* **Text block**:
☆ ☆ ☆

Joe Biden and Kamala Harris are unambiguous: They believe racism pervades policing and all other aspects of the criminal-justice system. Just a day before the networks declared Biden the president-elect, he claimed a “mandate” to eliminate “systemic racism.” During the campaign, the ex-veep routinely announced that black parents were right to worry that their children would be shot by the police.

Biden’s plan for “strengthening America’s commitment to justice” reads like a Black Lives Matter wish list; there is no reason to think that a Biden-Harris Justice Department won’t implement it. Among its most consequential proposals, it calls for a return to the practice of imposing weakly justified consent decrees on police departments.

During the Obama years, career attorneys in the Justice Department regularly opened civil-rights probes into police departments without credible evidence that an agency was systematically violating citizens’ constitutional rights. Those investigations almost invariably resulted in settlements, called consent decrees, that placed police departments under the control of a nonelected federal monitor and a federal judge; monitors collected millions of dollars in taxpayer-funded fees while they held police departments to draconian deadlines and mindless paper-pushing mandates for years.

President Trump’s first attorney general, Jeff Sessions, reformed that practice. In November 2018, Sessions signed a directive requiring a high-level DOJ official to approve each consent decree. The order also made sure those decrees have a sunset date — usually no longer than three years — and specify what a department must do to terminate them.

The directive, moreover, stipulated that a police agency’s alleged constitutional violations must be truly systematic and unlikely to be corrected absent a de facto federal takeover. DOJ attorneys must balance any expected benefits from the consent decree against its costs. High-paid monitors should be a last resort.

This sensible set of guidelines will now be torn up, if Biden’s narrow victory holds. Biden’s criminal-justice plan promises to “reverse” the Trump “limitations” and to “prioritize” the use of consent decrees. Police departments are on notice: They may expect a knock on the door at any time from a Washington attorney demanding truckloads of documents as the prelude to years of federal interference and budget-busting compliance rules and fees.

☆ ☆ ☆

* **Records shown**:
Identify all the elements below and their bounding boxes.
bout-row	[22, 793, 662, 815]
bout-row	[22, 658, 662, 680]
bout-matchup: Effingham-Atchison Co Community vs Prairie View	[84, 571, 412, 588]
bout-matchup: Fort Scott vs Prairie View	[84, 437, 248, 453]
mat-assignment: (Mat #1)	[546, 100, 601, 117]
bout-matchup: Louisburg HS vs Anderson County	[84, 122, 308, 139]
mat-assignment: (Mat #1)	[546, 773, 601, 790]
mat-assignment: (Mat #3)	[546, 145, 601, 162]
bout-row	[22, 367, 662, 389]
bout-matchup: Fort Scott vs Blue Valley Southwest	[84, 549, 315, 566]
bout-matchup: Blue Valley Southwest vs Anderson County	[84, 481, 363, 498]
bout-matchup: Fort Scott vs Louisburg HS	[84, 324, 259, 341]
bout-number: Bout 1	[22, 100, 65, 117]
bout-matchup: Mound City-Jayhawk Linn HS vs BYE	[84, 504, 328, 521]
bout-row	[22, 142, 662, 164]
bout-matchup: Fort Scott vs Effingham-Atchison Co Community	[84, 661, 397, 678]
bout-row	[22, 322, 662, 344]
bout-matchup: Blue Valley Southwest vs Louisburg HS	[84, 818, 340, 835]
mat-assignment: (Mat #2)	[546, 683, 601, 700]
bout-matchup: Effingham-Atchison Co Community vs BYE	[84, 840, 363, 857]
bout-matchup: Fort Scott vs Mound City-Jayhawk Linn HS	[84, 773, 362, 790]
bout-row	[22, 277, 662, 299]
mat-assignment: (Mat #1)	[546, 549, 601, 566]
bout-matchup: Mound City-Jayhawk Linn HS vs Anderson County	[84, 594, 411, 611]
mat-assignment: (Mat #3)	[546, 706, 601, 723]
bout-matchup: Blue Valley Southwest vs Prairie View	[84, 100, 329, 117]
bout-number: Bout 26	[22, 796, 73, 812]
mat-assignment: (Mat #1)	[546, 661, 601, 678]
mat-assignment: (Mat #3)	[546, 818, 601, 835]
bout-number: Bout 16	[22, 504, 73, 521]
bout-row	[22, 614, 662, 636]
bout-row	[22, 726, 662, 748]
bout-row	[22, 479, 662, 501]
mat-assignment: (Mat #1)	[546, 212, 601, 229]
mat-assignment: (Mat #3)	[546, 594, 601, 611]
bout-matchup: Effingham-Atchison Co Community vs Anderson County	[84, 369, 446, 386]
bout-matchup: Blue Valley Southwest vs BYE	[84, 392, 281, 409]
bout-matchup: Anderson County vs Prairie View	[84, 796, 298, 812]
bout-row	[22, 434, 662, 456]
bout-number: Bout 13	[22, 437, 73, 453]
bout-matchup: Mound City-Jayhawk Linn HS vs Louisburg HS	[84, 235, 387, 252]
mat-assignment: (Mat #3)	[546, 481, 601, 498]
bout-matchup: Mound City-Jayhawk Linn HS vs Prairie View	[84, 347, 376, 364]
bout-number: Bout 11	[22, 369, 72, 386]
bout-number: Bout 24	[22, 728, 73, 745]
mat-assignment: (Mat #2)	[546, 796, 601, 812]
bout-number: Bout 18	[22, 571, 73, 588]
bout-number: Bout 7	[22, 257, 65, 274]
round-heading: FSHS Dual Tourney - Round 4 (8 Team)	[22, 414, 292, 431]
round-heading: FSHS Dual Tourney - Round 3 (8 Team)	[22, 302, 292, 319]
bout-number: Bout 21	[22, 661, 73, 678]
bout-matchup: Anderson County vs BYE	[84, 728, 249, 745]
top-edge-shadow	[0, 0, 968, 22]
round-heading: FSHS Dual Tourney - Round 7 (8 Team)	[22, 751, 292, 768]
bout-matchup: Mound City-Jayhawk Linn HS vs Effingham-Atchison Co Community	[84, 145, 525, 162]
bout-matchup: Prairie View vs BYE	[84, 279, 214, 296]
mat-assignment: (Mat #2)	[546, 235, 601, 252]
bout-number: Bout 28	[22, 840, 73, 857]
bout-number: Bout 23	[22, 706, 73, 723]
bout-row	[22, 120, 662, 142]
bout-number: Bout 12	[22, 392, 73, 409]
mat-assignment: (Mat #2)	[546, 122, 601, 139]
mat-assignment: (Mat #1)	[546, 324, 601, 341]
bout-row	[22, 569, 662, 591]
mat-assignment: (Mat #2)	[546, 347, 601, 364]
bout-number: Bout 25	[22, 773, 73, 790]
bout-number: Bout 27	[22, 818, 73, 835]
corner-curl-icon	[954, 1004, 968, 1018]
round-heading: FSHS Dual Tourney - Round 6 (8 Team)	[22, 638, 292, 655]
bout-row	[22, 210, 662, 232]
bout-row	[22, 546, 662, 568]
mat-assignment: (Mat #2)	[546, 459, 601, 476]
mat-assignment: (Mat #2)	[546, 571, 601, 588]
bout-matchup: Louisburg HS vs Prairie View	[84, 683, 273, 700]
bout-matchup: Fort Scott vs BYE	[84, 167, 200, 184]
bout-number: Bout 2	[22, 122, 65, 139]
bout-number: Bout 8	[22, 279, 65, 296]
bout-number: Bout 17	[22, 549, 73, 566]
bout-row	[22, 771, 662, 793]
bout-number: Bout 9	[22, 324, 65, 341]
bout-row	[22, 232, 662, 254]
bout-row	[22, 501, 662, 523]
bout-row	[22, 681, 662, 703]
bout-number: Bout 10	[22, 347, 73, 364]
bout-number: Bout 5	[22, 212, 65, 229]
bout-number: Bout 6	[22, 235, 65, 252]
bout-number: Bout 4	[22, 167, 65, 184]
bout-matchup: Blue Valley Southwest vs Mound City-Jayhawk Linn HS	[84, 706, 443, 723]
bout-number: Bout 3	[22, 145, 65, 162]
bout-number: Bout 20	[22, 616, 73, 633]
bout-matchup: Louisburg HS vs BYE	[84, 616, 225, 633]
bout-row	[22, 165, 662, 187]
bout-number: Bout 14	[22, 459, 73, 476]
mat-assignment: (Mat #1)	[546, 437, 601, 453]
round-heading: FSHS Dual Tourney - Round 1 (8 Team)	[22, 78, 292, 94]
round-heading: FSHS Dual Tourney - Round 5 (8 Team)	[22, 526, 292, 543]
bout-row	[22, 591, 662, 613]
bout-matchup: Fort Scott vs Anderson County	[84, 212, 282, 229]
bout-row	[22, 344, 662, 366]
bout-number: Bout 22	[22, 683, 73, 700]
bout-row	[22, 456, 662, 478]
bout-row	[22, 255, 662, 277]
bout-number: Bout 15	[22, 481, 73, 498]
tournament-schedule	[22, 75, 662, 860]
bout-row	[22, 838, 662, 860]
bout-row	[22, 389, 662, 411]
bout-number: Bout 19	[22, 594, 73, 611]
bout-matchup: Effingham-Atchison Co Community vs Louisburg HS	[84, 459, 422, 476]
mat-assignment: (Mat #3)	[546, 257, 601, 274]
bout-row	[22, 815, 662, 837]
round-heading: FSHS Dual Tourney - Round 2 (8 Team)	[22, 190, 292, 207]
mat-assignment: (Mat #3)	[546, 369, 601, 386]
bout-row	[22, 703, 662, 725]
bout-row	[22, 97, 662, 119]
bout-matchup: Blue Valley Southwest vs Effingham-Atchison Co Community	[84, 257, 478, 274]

☆ ☆ ☆

* **What you will do**:
Translate this sentence from the text on police consent decrees into Spanish: "In November 2018, Sessions signed a directive requiring a high-level DOJ official to approve each consent decree."

* **Response box**:
En noviembre de 2018, Sessions firmó una directiva que exigía que un funcionario de alto nivel del DOJ aprobara cada decreto de consentimiento.